WHAT IS EXPECTED: Each line of the listing that contains the word "SDTVAR" is to be copied.

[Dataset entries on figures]
-.-.-

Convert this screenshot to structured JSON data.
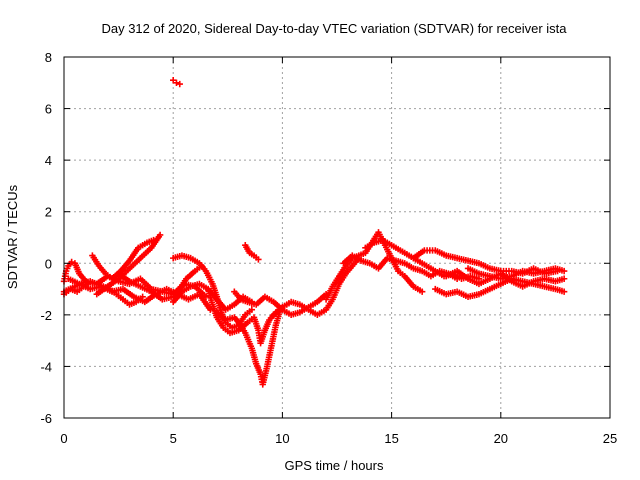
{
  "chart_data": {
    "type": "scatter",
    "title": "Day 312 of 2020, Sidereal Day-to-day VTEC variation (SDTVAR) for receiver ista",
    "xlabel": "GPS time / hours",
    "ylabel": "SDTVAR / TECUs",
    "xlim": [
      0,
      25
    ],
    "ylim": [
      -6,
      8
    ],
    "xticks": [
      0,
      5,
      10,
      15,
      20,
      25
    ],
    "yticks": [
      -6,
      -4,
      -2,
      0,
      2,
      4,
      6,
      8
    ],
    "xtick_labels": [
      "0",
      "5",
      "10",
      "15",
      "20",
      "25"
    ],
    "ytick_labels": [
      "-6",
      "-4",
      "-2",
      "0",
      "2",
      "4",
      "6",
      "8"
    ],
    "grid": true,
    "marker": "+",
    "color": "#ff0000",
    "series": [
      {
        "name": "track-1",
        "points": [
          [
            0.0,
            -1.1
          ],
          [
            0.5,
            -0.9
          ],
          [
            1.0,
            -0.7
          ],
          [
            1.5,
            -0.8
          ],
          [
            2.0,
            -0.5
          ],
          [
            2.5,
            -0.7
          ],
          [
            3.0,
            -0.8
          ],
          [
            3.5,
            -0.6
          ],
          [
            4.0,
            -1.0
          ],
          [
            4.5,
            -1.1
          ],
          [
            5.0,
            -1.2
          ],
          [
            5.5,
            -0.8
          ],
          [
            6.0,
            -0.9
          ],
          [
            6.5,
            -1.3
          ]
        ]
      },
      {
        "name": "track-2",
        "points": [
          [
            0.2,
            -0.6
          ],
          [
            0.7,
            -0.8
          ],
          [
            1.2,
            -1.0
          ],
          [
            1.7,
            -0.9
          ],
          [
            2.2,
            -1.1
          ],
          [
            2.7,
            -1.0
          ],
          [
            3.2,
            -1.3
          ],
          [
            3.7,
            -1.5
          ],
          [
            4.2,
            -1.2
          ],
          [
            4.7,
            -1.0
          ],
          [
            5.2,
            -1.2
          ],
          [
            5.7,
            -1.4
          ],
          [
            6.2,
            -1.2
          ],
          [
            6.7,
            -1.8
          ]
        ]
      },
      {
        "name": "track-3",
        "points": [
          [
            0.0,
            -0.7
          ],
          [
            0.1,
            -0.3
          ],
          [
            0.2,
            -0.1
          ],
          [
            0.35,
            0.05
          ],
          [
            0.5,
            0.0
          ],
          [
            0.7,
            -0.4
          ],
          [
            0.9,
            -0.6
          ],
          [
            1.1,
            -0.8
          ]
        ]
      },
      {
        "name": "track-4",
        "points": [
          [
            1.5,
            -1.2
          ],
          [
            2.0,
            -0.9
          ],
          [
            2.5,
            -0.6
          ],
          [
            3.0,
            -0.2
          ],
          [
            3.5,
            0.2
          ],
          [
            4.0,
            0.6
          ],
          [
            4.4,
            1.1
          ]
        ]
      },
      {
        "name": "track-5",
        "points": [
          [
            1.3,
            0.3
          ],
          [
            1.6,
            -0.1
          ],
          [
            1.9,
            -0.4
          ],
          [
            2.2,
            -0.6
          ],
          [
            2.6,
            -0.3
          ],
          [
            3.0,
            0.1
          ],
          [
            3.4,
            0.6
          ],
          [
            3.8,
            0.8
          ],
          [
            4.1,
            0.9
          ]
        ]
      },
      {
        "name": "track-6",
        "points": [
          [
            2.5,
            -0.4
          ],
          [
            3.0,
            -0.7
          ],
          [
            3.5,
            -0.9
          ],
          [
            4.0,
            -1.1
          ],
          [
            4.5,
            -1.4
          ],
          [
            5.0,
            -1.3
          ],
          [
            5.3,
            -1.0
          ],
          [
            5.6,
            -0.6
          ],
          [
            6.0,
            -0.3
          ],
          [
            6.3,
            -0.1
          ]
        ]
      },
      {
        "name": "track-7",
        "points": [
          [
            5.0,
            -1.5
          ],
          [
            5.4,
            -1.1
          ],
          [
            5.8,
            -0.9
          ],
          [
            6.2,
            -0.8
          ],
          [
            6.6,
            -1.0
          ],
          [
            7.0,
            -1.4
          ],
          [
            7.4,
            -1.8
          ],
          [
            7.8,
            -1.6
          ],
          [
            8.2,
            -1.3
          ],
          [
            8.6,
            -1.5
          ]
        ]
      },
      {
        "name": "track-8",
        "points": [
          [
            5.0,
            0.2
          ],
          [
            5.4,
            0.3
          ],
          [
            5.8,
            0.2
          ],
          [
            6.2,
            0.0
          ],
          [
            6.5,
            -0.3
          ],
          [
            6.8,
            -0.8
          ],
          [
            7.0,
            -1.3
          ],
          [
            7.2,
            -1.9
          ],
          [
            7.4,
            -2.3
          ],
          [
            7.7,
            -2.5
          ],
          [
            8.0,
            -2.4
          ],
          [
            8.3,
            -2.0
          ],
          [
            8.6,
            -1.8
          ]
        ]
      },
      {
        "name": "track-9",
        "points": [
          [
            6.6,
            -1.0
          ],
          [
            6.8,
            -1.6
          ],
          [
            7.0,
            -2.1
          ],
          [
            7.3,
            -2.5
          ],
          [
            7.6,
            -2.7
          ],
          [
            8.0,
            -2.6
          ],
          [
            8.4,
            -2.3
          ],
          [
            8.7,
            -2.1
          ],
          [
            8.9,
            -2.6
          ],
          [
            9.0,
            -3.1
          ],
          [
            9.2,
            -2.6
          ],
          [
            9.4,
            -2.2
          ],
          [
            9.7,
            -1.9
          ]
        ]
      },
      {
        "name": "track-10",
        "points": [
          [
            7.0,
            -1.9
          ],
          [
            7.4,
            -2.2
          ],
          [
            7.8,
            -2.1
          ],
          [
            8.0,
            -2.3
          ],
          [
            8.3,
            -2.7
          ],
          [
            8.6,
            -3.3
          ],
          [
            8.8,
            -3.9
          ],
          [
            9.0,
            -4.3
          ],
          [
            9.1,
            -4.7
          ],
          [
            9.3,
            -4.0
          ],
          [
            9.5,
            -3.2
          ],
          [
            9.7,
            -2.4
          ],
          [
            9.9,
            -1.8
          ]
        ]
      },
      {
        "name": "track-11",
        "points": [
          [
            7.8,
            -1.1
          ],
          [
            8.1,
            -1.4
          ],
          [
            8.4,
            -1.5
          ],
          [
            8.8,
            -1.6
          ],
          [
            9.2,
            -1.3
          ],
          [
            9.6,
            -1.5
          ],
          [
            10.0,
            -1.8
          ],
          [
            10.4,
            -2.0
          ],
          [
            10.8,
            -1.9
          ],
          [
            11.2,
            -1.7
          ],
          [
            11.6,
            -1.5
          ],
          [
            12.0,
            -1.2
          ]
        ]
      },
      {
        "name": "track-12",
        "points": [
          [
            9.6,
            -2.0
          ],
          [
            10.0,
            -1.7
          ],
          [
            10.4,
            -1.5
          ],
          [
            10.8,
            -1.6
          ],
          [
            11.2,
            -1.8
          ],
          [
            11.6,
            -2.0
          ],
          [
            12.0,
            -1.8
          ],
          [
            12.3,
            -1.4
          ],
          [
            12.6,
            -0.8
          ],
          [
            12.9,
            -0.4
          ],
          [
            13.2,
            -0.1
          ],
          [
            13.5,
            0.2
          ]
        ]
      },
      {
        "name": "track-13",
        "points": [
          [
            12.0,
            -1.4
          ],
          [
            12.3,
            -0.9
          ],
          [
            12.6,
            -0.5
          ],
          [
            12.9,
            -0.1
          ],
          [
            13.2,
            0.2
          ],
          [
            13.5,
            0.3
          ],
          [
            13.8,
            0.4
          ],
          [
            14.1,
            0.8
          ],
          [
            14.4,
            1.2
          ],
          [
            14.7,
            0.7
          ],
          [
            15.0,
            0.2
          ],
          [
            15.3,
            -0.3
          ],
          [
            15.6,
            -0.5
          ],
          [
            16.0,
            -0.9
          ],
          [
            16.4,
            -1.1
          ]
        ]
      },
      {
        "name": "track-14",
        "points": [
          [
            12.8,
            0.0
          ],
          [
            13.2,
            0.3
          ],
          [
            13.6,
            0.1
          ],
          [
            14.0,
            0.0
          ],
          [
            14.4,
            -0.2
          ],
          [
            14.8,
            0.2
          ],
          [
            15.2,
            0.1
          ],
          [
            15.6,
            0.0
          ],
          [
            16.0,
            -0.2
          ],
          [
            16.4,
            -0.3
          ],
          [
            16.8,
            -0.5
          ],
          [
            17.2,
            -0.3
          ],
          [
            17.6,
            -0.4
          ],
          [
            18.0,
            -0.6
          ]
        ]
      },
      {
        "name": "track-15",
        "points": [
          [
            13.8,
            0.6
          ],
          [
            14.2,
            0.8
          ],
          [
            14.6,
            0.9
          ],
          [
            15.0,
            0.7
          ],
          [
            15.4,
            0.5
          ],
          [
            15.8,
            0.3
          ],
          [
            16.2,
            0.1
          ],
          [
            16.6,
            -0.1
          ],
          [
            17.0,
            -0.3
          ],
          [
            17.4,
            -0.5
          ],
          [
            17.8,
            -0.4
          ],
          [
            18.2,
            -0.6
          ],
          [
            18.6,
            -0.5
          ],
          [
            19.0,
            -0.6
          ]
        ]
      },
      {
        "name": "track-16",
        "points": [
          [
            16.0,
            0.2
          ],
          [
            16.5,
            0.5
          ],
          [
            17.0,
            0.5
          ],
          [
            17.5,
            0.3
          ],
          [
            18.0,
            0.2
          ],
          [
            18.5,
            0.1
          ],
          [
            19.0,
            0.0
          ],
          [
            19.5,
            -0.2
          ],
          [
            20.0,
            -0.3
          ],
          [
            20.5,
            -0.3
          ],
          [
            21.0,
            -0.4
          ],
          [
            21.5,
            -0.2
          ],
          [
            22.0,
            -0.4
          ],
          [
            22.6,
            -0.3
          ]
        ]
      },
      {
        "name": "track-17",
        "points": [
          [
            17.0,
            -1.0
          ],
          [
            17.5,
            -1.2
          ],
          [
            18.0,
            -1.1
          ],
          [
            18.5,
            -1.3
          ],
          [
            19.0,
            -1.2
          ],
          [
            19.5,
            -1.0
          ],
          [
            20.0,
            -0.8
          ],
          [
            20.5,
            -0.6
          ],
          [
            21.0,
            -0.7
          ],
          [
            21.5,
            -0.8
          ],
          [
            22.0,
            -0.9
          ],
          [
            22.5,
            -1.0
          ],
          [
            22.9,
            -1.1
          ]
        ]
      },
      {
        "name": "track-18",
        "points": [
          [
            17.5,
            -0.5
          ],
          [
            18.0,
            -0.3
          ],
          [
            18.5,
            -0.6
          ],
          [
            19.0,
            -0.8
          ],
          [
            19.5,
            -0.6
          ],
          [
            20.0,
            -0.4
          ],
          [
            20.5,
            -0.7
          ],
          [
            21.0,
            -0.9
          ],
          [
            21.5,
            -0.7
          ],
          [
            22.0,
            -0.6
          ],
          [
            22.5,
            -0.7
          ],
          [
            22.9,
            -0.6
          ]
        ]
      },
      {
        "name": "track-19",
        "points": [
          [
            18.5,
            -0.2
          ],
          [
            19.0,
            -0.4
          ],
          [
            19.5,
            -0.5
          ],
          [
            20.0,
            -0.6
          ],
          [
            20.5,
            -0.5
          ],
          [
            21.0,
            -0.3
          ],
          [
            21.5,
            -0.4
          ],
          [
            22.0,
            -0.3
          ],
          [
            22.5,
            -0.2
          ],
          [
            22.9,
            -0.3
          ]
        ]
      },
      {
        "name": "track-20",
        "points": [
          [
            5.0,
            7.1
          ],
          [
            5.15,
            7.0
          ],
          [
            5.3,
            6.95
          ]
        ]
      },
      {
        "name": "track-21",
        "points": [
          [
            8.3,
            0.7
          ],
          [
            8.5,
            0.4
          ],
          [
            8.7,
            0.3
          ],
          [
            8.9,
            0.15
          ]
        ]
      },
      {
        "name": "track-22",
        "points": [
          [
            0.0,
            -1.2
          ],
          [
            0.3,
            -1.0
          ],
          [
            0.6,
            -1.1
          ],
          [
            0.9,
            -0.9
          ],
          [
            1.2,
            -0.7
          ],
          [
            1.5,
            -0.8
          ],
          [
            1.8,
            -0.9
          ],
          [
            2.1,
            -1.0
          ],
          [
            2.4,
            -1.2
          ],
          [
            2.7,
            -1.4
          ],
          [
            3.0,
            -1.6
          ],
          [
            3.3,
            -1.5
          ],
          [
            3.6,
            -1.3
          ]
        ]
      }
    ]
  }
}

-.-.-

ANSWER TO THE TASK:
    "title": "Day 312 of 2020, Sidereal Day-to-day VTEC variation (SDTVAR) for receiver ista",
    "ylabel": "SDTVAR / TECUs",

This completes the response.